_Written instruction_.
Pull every line that holds the word "water" from the entries.

_Data records_.
--- Begin ---
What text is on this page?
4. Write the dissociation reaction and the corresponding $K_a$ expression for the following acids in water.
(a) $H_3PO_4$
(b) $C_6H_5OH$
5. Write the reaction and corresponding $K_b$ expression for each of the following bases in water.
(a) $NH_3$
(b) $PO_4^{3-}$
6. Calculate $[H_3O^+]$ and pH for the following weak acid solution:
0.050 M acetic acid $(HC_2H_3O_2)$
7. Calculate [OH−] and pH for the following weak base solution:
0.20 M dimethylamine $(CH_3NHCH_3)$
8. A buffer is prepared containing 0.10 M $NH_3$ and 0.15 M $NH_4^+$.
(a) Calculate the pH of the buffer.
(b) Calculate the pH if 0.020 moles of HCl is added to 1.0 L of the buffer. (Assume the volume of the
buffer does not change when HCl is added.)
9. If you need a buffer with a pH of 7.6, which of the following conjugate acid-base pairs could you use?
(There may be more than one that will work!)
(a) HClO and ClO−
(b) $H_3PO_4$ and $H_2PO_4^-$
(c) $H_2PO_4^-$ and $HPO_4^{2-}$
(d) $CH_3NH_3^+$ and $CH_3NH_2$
--- End ---
_Answer to the task_.
4. Write the dissociation reaction and the corresponding $K_a$ expression for the following acids in water.
5. Write the reaction and corresponding $K_b$ expression for each of the following bases in water.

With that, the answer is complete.